# Work instructions
Would you repeat every entry below word for word but drop the images?
========
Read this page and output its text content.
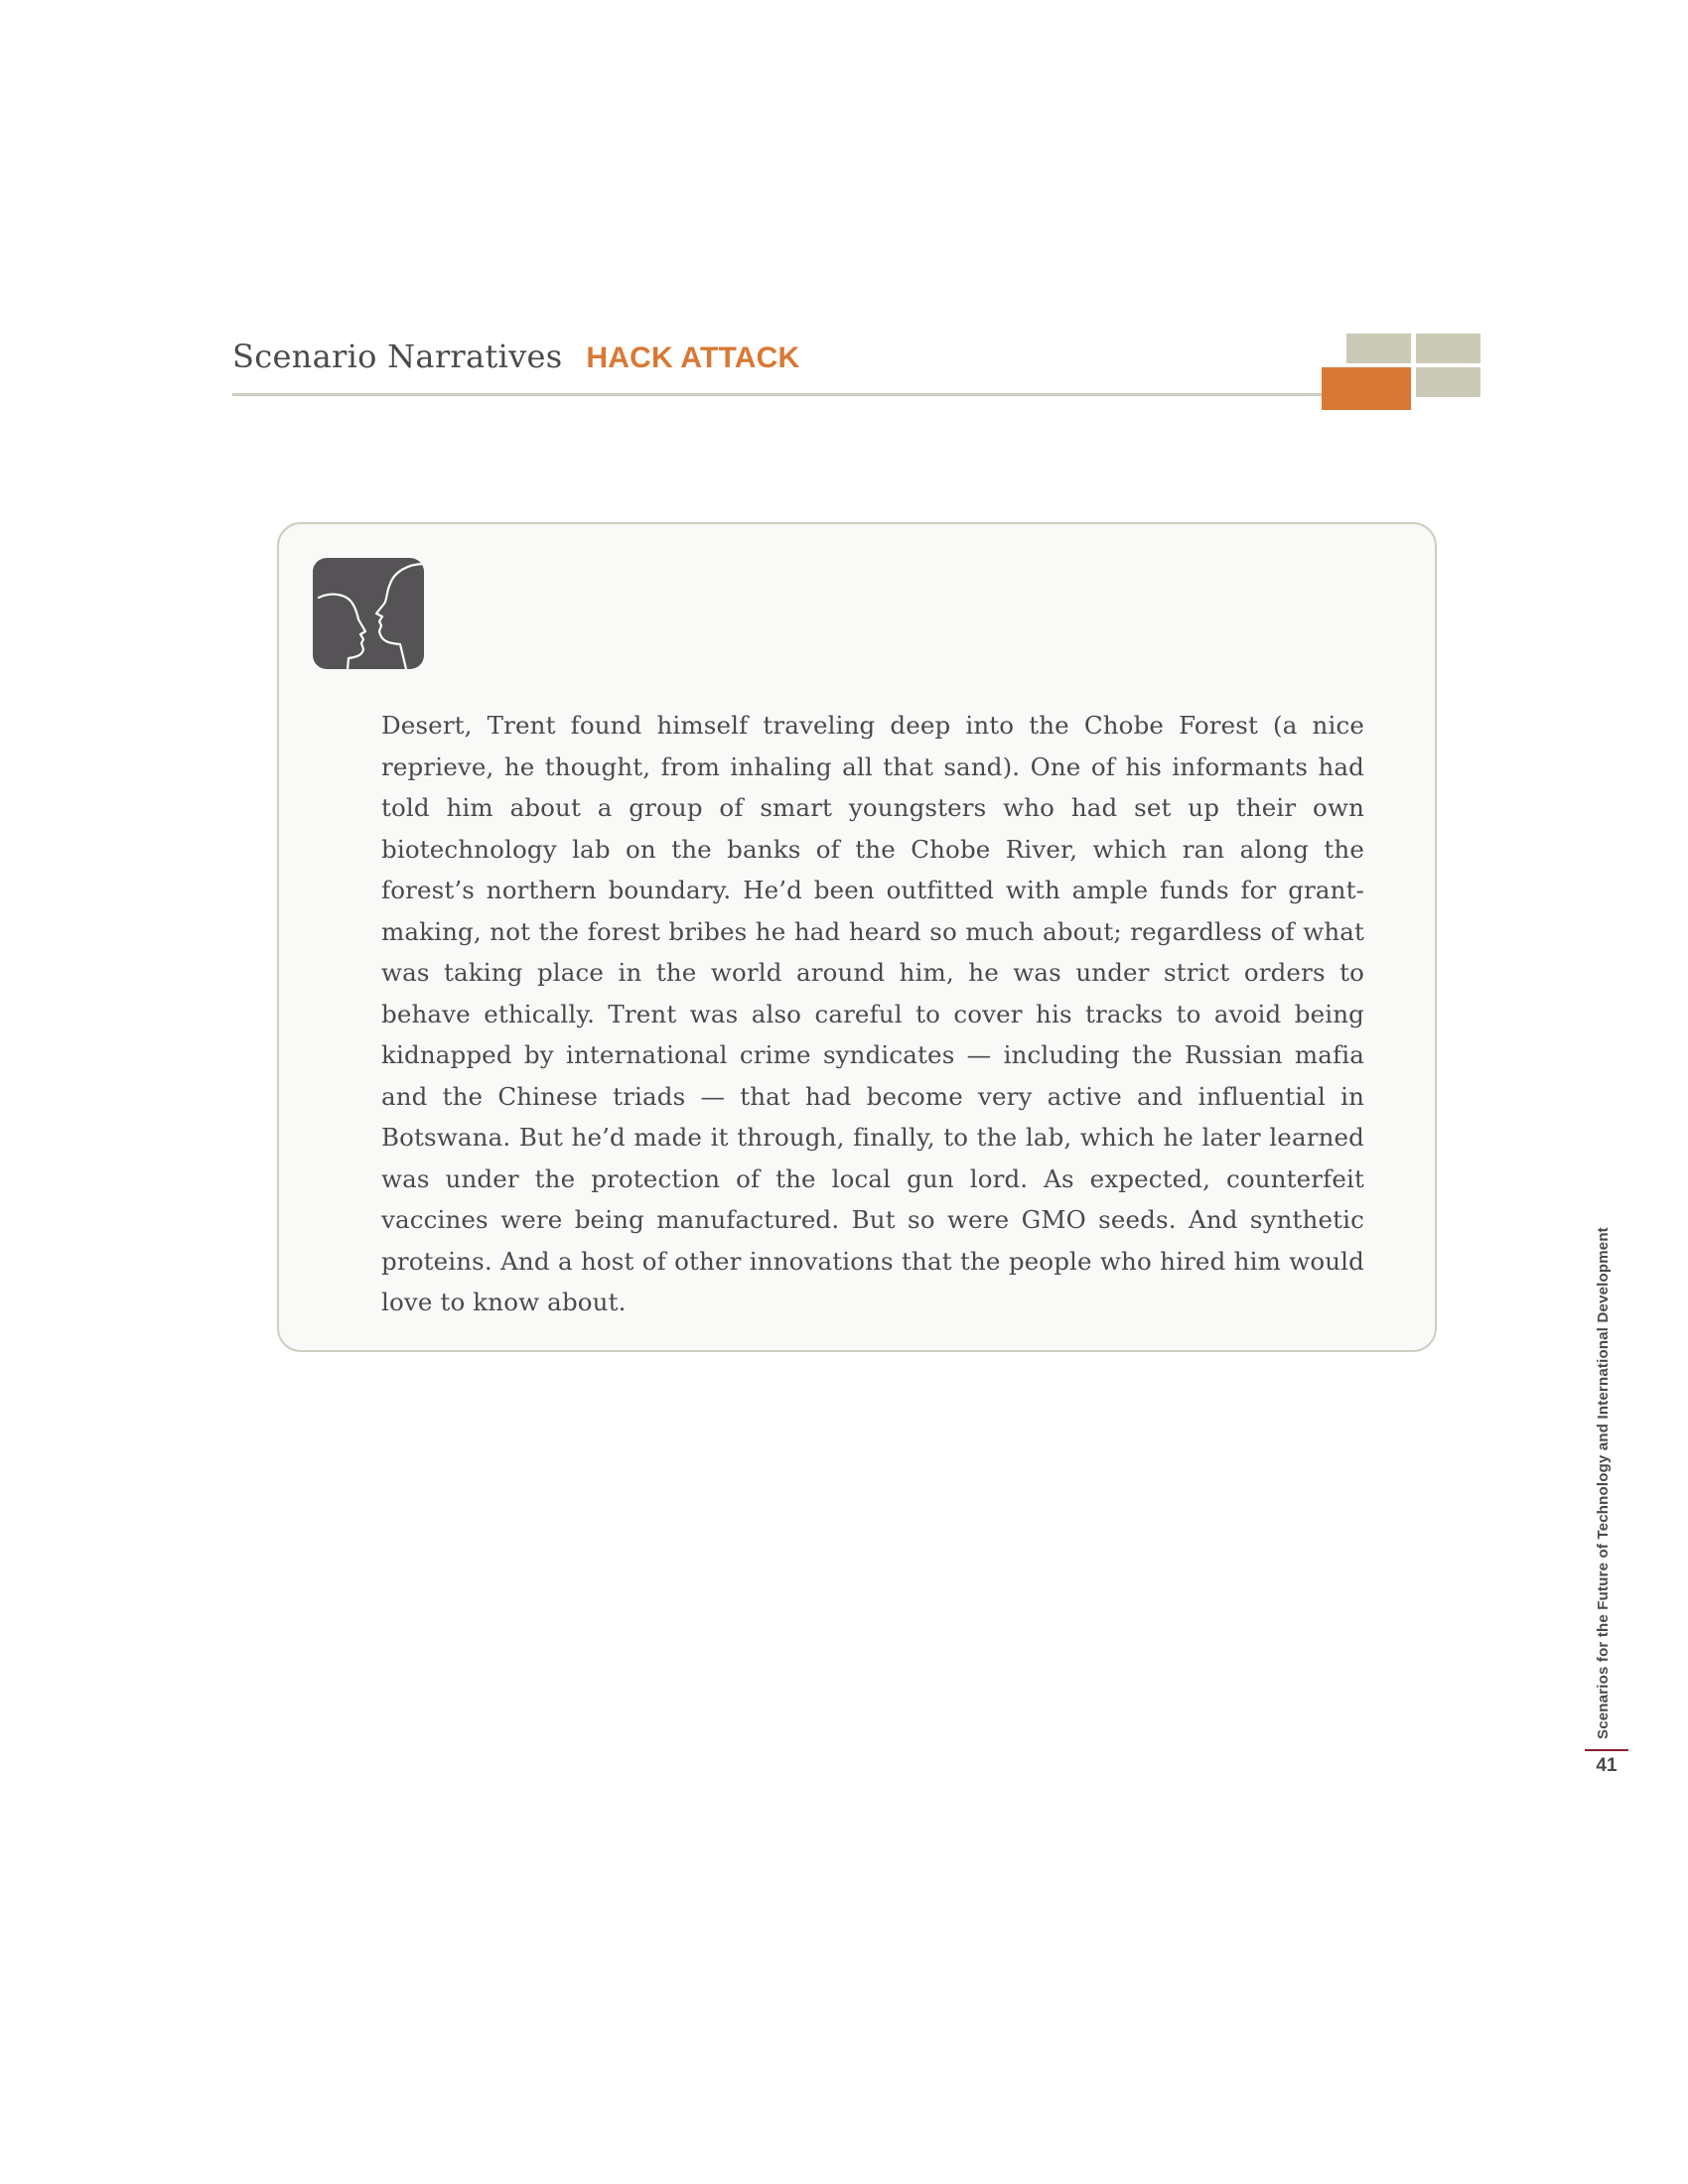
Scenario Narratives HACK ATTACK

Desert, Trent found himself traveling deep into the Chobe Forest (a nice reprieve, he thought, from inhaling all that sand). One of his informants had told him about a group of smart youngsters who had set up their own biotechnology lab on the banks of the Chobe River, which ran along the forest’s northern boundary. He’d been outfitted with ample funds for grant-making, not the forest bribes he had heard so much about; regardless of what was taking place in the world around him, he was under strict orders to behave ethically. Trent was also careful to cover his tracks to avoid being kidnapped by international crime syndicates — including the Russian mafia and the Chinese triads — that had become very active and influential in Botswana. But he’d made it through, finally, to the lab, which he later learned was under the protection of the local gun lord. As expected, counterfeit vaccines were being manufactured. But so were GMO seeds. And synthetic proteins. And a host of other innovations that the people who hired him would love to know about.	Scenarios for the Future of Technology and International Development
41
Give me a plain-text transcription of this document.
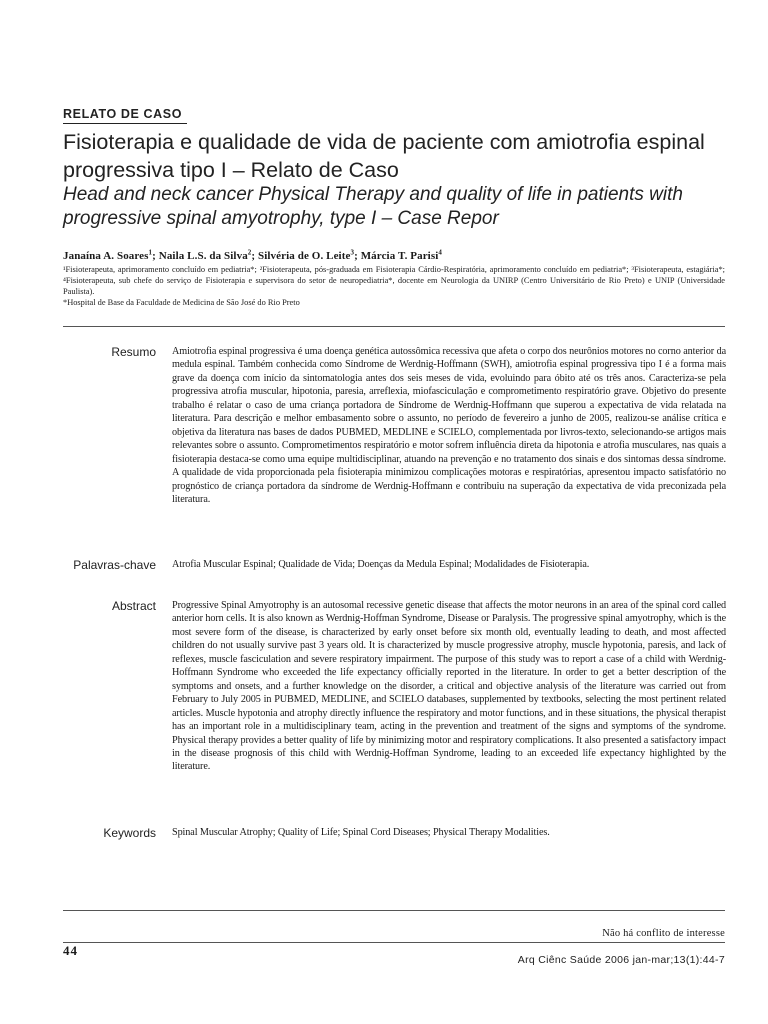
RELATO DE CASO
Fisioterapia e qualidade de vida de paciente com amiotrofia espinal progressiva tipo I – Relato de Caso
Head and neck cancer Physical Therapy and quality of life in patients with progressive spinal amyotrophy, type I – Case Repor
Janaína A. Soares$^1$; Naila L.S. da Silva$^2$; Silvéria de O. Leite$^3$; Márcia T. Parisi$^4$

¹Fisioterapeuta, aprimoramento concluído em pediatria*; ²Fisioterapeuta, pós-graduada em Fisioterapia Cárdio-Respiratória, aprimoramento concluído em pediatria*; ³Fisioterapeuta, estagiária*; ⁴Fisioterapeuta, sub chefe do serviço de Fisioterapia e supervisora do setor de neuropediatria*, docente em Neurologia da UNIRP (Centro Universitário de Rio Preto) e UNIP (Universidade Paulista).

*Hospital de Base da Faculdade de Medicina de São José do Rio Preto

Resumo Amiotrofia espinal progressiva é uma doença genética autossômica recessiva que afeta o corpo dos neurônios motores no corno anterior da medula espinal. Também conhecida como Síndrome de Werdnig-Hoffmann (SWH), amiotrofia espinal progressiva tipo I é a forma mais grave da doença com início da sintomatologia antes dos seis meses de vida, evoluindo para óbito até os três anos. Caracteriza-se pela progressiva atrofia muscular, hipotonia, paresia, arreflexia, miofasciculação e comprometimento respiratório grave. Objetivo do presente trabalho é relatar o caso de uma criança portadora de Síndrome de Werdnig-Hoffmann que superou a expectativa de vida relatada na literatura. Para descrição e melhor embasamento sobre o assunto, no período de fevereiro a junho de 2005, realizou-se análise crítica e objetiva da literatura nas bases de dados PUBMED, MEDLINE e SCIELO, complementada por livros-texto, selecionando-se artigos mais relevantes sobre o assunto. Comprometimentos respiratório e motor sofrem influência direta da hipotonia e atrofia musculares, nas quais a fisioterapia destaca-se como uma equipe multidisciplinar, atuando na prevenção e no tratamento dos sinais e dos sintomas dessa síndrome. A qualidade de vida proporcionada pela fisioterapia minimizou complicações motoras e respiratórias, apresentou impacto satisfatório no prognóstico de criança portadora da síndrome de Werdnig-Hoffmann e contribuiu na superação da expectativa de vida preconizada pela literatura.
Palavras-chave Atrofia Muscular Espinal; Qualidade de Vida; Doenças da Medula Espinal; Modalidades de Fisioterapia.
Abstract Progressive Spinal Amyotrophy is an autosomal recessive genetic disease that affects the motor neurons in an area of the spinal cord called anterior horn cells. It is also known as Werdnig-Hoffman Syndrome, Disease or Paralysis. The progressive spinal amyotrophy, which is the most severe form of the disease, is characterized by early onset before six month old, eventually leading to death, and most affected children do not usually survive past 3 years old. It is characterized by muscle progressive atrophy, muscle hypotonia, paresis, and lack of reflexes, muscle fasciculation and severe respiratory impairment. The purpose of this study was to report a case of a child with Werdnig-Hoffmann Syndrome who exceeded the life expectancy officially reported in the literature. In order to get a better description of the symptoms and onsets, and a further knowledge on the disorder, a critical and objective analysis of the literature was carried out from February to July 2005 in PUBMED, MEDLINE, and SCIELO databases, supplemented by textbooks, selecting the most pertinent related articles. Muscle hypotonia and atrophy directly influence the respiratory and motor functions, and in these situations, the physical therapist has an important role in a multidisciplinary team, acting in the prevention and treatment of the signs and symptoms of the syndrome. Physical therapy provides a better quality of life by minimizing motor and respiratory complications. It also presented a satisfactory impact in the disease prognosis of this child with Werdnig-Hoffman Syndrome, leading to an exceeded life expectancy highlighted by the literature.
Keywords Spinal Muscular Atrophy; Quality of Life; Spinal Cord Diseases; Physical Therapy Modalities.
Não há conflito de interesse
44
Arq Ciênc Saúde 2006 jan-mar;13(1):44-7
========
# Output for this exercise
Read this page and output its text content.
Scenario Narratives HACK ATTACK

Desert, Trent found himself traveling deep into the Chobe Forest (a nice reprieve, he thought, from inhaling all that sand). One of his informants had told him about a group of smart youngsters who had set up their own biotechnology lab on the banks of the Chobe River, which ran along the forest’s northern boundary. He’d been outfitted with ample funds for grant-making, not the forest bribes he had heard so much about; regardless of what was taking place in the world around him, he was under strict orders to behave ethically. Trent was also careful to cover his tracks to avoid being kidnapped by international crime syndicates — including the Russian mafia and the Chinese triads — that had become very active and influential in Botswana. But he’d made it through, finally, to the lab, which he later learned was under the protection of the local gun lord. As expected, counterfeit vaccines were being manufactured. But so were GMO seeds. And synthetic proteins. And a host of other innovations that the people who hired him would love to know about.	Scenarios for the Future of Technology and International Development
41
Give me a plain-text transcription of this document.
RELATO DE CASO
Fisioterapia e qualidade de vida de paciente com amiotrofia espinal progressiva tipo I – Relato de Caso
Head and neck cancer Physical Therapy and quality of life in patients with progressive spinal amyotrophy, type I – Case Repor
Janaína A. Soares$^1$; Naila L.S. da Silva$^2$; Silvéria de O. Leite$^3$; Márcia T. Parisi$^4$

¹Fisioterapeuta, aprimoramento concluído em pediatria*; ²Fisioterapeuta, pós-graduada em Fisioterapia Cárdio-Respiratória, aprimoramento concluído em pediatria*; ³Fisioterapeuta, estagiária*; ⁴Fisioterapeuta, sub chefe do serviço de Fisioterapia e supervisora do setor de neuropediatria*, docente em Neurologia da UNIRP (Centro Universitário de Rio Preto) e UNIP (Universidade Paulista).

*Hospital de Base da Faculdade de Medicina de São José do Rio Preto

Resumo Amiotrofia espinal progressiva é uma doença genética autossômica recessiva que afeta o corpo dos neurônios motores no corno anterior da medula espinal. Também conhecida como Síndrome de Werdnig-Hoffmann (SWH), amiotrofia espinal progressiva tipo I é a forma mais grave da doença com início da sintomatologia antes dos seis meses de vida, evoluindo para óbito até os três anos. Caracteriza-se pela progressiva atrofia muscular, hipotonia, paresia, arreflexia, miofasciculação e comprometimento respiratório grave. Objetivo do presente trabalho é relatar o caso de uma criança portadora de Síndrome de Werdnig-Hoffmann que superou a expectativa de vida relatada na literatura. Para descrição e melhor embasamento sobre o assunto, no período de fevereiro a junho de 2005, realizou-se análise crítica e objetiva da literatura nas bases de dados PUBMED, MEDLINE e SCIELO, complementada por livros-texto, selecionando-se artigos mais relevantes sobre o assunto. Comprometimentos respiratório e motor sofrem influência direta da hipotonia e atrofia musculares, nas quais a fisioterapia destaca-se como uma equipe multidisciplinar, atuando na prevenção e no tratamento dos sinais e dos sintomas dessa síndrome. A qualidade de vida proporcionada pela fisioterapia minimizou complicações motoras e respiratórias, apresentou impacto satisfatório no prognóstico de criança portadora da síndrome de Werdnig-Hoffmann e contribuiu na superação da expectativa de vida preconizada pela literatura.
Palavras-chave Atrofia Muscular Espinal; Qualidade de Vida; Doenças da Medula Espinal; Modalidades de Fisioterapia.
Abstract Progressive Spinal Amyotrophy is an autosomal recessive genetic disease that affects the motor neurons in an area of the spinal cord called anterior horn cells. It is also known as Werdnig-Hoffman Syndrome, Disease or Paralysis. The progressive spinal amyotrophy, which is the most severe form of the disease, is characterized by early onset before six month old, eventually leading to death, and most affected children do not usually survive past 3 years old. It is characterized by muscle progressive atrophy, muscle hypotonia, paresis, and lack of reflexes, muscle fasciculation and severe respiratory impairment. The purpose of this study was to report a case of a child with Werdnig-Hoffmann Syndrome who exceeded the life expectancy officially reported in the literature. In order to get a better description of the symptoms and onsets, and a further knowledge on the disorder, a critical and objective analysis of the literature was carried out from February to July 2005 in PUBMED, MEDLINE, and SCIELO databases, supplemented by textbooks, selecting the most pertinent related articles. Muscle hypotonia and atrophy directly influence the respiratory and motor functions, and in these situations, the physical therapist has an important role in a multidisciplinary team, acting in the prevention and treatment of the signs and symptoms of the syndrome. Physical therapy provides a better quality of life by minimizing motor and respiratory complications. It also presented a satisfactory impact in the disease prognosis of this child with Werdnig-Hoffman Syndrome, leading to an exceeded life expectancy highlighted by the literature.
Keywords Spinal Muscular Atrophy; Quality of Life; Spinal Cord Diseases; Physical Therapy Modalities.
Não há conflito de interesse
44
Arq Ciênc Saúde 2006 jan-mar;13(1):44-7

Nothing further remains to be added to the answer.